»»
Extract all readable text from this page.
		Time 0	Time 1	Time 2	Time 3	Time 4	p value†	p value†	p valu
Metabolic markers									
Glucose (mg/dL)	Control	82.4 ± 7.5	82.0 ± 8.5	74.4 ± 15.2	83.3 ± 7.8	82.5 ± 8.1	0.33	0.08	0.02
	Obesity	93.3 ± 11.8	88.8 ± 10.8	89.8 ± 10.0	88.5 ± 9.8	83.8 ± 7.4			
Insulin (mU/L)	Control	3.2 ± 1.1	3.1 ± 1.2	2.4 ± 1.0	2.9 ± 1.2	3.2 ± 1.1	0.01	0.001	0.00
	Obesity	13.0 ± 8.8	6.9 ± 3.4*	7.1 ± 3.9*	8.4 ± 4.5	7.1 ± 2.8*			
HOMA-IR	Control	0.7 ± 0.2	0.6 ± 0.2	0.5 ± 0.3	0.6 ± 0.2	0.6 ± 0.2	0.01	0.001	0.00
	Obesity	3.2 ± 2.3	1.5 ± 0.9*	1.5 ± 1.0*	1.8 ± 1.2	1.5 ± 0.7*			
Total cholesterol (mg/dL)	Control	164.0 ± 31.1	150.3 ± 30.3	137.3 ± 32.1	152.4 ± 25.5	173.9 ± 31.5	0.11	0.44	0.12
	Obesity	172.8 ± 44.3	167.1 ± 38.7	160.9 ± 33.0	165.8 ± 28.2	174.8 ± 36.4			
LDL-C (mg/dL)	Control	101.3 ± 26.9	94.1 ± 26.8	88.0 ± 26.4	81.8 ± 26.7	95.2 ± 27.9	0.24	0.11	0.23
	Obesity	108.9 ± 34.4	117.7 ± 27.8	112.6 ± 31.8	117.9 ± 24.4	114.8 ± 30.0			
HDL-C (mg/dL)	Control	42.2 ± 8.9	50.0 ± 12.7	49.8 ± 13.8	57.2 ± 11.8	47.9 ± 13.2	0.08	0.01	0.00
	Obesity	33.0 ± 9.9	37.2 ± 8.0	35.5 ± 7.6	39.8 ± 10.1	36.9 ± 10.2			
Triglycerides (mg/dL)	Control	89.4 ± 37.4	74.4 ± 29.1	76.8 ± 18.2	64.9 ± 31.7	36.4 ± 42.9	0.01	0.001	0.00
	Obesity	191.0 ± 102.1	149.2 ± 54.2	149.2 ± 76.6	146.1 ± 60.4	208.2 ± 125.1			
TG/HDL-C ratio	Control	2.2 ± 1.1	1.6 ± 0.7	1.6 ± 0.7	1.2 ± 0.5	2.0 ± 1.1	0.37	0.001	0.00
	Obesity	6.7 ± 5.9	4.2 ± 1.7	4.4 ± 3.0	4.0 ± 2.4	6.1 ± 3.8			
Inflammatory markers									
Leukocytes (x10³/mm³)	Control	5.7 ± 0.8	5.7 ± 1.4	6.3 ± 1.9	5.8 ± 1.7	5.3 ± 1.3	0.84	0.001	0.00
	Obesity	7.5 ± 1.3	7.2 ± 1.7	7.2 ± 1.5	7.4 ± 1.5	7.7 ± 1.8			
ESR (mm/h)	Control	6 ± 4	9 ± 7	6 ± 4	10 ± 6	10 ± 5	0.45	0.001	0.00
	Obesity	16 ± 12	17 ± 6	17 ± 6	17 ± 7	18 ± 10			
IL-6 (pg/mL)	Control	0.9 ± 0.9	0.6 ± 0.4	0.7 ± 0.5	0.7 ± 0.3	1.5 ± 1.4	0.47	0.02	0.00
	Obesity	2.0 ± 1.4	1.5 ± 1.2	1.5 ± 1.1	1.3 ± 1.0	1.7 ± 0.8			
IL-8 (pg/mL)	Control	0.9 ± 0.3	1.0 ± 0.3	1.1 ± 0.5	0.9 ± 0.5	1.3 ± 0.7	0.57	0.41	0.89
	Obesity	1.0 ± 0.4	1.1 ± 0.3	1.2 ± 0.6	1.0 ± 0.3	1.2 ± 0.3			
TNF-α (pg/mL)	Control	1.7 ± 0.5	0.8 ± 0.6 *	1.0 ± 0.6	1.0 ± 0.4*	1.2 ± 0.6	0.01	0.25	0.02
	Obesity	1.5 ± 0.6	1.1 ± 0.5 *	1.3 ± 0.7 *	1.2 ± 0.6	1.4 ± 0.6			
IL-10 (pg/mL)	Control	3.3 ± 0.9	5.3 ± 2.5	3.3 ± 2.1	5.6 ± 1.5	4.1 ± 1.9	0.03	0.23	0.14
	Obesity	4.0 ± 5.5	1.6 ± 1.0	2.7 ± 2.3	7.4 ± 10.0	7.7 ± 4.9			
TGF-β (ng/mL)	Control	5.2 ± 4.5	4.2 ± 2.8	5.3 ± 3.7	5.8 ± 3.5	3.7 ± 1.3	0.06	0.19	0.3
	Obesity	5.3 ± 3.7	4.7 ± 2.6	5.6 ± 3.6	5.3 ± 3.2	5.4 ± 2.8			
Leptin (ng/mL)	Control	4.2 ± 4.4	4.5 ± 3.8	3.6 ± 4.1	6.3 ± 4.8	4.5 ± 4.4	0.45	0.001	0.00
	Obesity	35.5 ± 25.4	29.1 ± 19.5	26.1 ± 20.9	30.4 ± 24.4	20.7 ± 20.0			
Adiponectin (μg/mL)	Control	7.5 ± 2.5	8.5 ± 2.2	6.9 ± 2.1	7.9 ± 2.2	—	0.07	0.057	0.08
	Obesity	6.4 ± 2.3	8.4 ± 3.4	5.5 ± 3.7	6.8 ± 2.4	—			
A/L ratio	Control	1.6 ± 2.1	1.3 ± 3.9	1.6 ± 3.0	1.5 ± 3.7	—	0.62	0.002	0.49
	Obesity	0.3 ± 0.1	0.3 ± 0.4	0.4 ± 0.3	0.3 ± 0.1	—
««
**What you will do:**
Give the entries again in full, exactly as they are written.

**Answer to this exercise:**
Extract all readable text from this page.
		Time 0	Time 1	Time 2	Time 3	Time 4	p value†	p value†	p valu
Metabolic markers									
Glucose (mg/dL)	Control	82.4 ± 7.5	82.0 ± 8.5	74.4 ± 15.2	83.3 ± 7.8	82.5 ± 8.1	0.33	0.08	0.02
	Obesity	93.3 ± 11.8	88.8 ± 10.8	89.8 ± 10.0	88.5 ± 9.8	83.8 ± 7.4			
Insulin (mU/L)	Control	3.2 ± 1.1	3.1 ± 1.2	2.4 ± 1.0	2.9 ± 1.2	3.2 ± 1.1	0.01	0.001	0.00
	Obesity	13.0 ± 8.8	6.9 ± 3.4*	7.1 ± 3.9*	8.4 ± 4.5	7.1 ± 2.8*			
HOMA-IR	Control	0.7 ± 0.2	0.6 ± 0.2	0.5 ± 0.3	0.6 ± 0.2	0.6 ± 0.2	0.01	0.001	0.00
	Obesity	3.2 ± 2.3	1.5 ± 0.9*	1.5 ± 1.0*	1.8 ± 1.2	1.5 ± 0.7*			
Total cholesterol (mg/dL)	Control	164.0 ± 31.1	150.3 ± 30.3	137.3 ± 32.1	152.4 ± 25.5	173.9 ± 31.5	0.11	0.44	0.12
	Obesity	172.8 ± 44.3	167.1 ± 38.7	160.9 ± 33.0	165.8 ± 28.2	174.8 ± 36.4			
LDL-C (mg/dL)	Control	101.3 ± 26.9	94.1 ± 26.8	88.0 ± 26.4	81.8 ± 26.7	95.2 ± 27.9	0.24	0.11	0.23
	Obesity	108.9 ± 34.4	117.7 ± 27.8	112.6 ± 31.8	117.9 ± 24.4	114.8 ± 30.0			
HDL-C (mg/dL)	Control	42.2 ± 8.9	50.0 ± 12.7	49.8 ± 13.8	57.2 ± 11.8	47.9 ± 13.2	0.08	0.01	0.00
	Obesity	33.0 ± 9.9	37.2 ± 8.0	35.5 ± 7.6	39.8 ± 10.1	36.9 ± 10.2			
Triglycerides (mg/dL)	Control	89.4 ± 37.4	74.4 ± 29.1	76.8 ± 18.2	64.9 ± 31.7	36.4 ± 42.9	0.01	0.001	0.00
	Obesity	191.0 ± 102.1	149.2 ± 54.2	149.2 ± 76.6	146.1 ± 60.4	208.2 ± 125.1			
TG/HDL-C ratio	Control	2.2 ± 1.1	1.6 ± 0.7	1.6 ± 0.7	1.2 ± 0.5	2.0 ± 1.1	0.37	0.001	0.00
	Obesity	6.7 ± 5.9	4.2 ± 1.7	4.4 ± 3.0	4.0 ± 2.4	6.1 ± 3.8			
Inflammatory markers									
Leukocytes (x10³/mm³)	Control	5.7 ± 0.8	5.7 ± 1.4	6.3 ± 1.9	5.8 ± 1.7	5.3 ± 1.3	0.84	0.001	0.00
	Obesity	7.5 ± 1.3	7.2 ± 1.7	7.2 ± 1.5	7.4 ± 1.5	7.7 ± 1.8			
ESR (mm/h)	Control	6 ± 4	9 ± 7	6 ± 4	10 ± 6	10 ± 5	0.45	0.001	0.00
	Obesity	16 ± 12	17 ± 6	17 ± 6	17 ± 7	18 ± 10			
IL-6 (pg/mL)	Control	0.9 ± 0.9	0.6 ± 0.4	0.7 ± 0.5	0.7 ± 0.3	1.5 ± 1.4	0.47	0.02	0.00
	Obesity	2.0 ± 1.4	1.5 ± 1.2	1.5 ± 1.1	1.3 ± 1.0	1.7 ± 0.8			
IL-8 (pg/mL)	Control	0.9 ± 0.3	1.0 ± 0.3	1.1 ± 0.5	0.9 ± 0.5	1.3 ± 0.7	0.57	0.41	0.89
	Obesity	1.0 ± 0.4	1.1 ± 0.3	1.2 ± 0.6	1.0 ± 0.3	1.2 ± 0.3			
TNF-α (pg/mL)	Control	1.7 ± 0.5	0.8 ± 0.6 *	1.0 ± 0.6	1.0 ± 0.4*	1.2 ± 0.6	0.01	0.25	0.02
	Obesity	1.5 ± 0.6	1.1 ± 0.5 *	1.3 ± 0.7 *	1.2 ± 0.6	1.4 ± 0.6			
IL-10 (pg/mL)	Control	3.3 ± 0.9	5.3 ± 2.5	3.3 ± 2.1	5.6 ± 1.5	4.1 ± 1.9	0.03	0.23	0.14
	Obesity	4.0 ± 5.5	1.6 ± 1.0	2.7 ± 2.3	7.4 ± 10.0	7.7 ± 4.9			
TGF-β (ng/mL)	Control	5.2 ± 4.5	4.2 ± 2.8	5.3 ± 3.7	5.8 ± 3.5	3.7 ± 1.3	0.06	0.19	0.3
	Obesity	5.3 ± 3.7	4.7 ± 2.6	5.6 ± 3.6	5.3 ± 3.2	5.4 ± 2.8			
Leptin (ng/mL)	Control	4.2 ± 4.4	4.5 ± 3.8	3.6 ± 4.1	6.3 ± 4.8	4.5 ± 4.4	0.45	0.001	0.00
	Obesity	35.5 ± 25.4	29.1 ± 19.5	26.1 ± 20.9	30.4 ± 24.4	20.7 ± 20.0			
Adiponectin (μg/mL)	Control	7.5 ± 2.5	8.5 ± 2.2	6.9 ± 2.1	7.9 ± 2.2	—	0.07	0.057	0.08
	Obesity	6.4 ± 2.3	8.4 ± 3.4	5.5 ± 3.7	6.8 ± 2.4	—			
A/L ratio	Control	1.6 ± 2.1	1.3 ± 3.9	1.6 ± 3.0	1.5 ± 3.7	—	0.62	0.002	0.49
	Obesity	0.3 ± 0.1	0.3 ± 0.4	0.4 ± 0.3	0.3 ± 0.1	—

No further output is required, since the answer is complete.